[What this task involves] Keep only the lines where "обращению" appears.

— START Rows —

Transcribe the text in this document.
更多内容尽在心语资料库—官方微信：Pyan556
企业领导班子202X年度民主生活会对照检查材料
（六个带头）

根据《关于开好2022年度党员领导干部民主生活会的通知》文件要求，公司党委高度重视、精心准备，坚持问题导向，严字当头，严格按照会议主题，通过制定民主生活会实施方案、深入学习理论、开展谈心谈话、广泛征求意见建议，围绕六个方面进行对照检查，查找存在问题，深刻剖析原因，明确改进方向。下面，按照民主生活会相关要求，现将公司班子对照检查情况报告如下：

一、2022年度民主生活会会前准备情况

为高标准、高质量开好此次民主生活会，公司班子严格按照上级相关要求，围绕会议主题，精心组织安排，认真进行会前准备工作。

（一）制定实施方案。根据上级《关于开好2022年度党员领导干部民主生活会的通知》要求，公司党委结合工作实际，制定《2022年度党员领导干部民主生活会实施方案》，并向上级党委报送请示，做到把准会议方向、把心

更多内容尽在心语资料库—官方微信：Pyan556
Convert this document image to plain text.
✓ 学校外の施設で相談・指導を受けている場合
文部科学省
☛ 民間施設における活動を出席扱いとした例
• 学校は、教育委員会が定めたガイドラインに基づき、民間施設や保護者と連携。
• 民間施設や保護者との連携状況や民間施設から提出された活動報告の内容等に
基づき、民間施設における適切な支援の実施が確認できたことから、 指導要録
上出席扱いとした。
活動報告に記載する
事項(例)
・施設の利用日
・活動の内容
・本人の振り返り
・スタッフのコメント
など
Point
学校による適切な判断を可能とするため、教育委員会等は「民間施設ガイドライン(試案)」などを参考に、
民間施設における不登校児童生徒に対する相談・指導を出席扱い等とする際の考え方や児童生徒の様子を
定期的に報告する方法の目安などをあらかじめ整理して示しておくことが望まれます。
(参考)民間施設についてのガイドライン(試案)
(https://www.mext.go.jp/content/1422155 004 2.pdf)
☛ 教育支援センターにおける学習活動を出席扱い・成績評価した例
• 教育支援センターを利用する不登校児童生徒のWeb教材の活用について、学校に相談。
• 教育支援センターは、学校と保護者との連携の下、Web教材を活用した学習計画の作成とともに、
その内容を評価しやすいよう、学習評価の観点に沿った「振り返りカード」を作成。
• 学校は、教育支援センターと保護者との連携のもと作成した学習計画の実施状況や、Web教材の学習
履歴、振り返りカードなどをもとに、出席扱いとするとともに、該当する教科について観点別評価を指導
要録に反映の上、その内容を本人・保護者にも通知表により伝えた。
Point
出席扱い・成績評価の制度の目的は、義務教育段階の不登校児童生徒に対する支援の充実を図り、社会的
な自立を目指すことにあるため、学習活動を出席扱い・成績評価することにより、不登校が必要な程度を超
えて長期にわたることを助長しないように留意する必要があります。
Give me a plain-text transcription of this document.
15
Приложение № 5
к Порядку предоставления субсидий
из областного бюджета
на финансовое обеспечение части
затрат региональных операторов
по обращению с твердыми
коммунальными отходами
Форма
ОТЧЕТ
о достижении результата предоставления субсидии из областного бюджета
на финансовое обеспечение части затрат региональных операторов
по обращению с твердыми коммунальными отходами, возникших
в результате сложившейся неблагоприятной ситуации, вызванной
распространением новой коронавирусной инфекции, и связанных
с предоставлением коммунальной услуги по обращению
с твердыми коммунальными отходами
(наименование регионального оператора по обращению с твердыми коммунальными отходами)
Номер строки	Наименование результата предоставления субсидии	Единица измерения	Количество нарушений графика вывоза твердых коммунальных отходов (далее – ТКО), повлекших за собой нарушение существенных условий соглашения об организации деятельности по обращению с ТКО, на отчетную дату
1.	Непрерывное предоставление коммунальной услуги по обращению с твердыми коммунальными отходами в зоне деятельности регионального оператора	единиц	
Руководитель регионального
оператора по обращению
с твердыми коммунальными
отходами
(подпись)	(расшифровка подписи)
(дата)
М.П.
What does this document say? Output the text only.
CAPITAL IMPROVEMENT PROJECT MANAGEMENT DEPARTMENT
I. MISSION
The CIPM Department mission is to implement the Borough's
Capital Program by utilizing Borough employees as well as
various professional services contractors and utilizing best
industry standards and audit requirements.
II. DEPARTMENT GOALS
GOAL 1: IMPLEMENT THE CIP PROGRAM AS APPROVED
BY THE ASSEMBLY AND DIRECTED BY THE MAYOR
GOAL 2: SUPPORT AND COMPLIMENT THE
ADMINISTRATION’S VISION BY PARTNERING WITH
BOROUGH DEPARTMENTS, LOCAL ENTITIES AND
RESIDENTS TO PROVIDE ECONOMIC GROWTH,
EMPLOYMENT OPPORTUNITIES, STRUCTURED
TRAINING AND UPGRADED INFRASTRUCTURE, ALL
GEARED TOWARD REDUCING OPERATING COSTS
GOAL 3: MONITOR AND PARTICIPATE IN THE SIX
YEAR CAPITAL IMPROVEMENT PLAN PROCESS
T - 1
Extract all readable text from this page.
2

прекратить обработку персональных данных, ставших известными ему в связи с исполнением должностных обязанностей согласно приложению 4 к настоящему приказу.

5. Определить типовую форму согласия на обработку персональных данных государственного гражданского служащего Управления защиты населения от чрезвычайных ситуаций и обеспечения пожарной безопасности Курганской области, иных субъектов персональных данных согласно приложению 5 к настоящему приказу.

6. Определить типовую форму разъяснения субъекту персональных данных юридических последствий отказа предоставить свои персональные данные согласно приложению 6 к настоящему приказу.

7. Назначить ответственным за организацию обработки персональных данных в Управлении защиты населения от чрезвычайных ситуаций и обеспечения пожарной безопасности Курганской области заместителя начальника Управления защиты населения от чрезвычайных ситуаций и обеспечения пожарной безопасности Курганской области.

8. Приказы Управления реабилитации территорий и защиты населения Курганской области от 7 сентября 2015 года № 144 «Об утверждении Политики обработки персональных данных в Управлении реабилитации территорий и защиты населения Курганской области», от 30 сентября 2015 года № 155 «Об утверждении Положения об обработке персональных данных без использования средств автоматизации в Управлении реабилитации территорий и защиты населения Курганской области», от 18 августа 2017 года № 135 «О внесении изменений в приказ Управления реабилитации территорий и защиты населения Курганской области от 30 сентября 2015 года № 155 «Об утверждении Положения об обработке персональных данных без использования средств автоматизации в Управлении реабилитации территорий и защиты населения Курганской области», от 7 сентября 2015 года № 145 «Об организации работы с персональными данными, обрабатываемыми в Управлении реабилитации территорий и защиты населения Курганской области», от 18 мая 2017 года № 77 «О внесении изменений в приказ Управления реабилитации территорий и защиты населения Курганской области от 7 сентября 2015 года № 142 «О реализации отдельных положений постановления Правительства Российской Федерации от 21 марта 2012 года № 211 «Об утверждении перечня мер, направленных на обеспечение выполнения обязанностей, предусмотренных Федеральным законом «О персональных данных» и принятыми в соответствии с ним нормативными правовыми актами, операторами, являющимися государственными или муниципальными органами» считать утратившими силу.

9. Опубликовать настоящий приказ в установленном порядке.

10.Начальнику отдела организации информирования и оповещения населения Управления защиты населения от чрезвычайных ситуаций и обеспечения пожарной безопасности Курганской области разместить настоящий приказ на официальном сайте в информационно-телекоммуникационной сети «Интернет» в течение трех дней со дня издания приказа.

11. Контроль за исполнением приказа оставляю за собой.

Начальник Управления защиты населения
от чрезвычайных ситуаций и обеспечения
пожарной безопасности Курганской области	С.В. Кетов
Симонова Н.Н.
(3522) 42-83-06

— END Rows —

[Response below]
по обращению с твердыми
по обращению с твердыми коммунальными отходами, возникших
с предоставлением коммунальной услуги по обращению
(наименование регионального оператора по обращению с твердыми коммунальными отходами)
Номер строки	Наименование результата предоставления субсидии	Единица измерения	Количество нарушений графика вывоза твердых коммунальных отходов (далее – ТКО), повлекших за собой нарушение существенных условий соглашения об организации деятельности по обращению с ТКО, на отчетную дату
1.	Непрерывное предоставление коммунальной услуги по обращению с твердыми коммунальными отходами в зоне деятельности регионального оператора	единиц	
оператора по обращению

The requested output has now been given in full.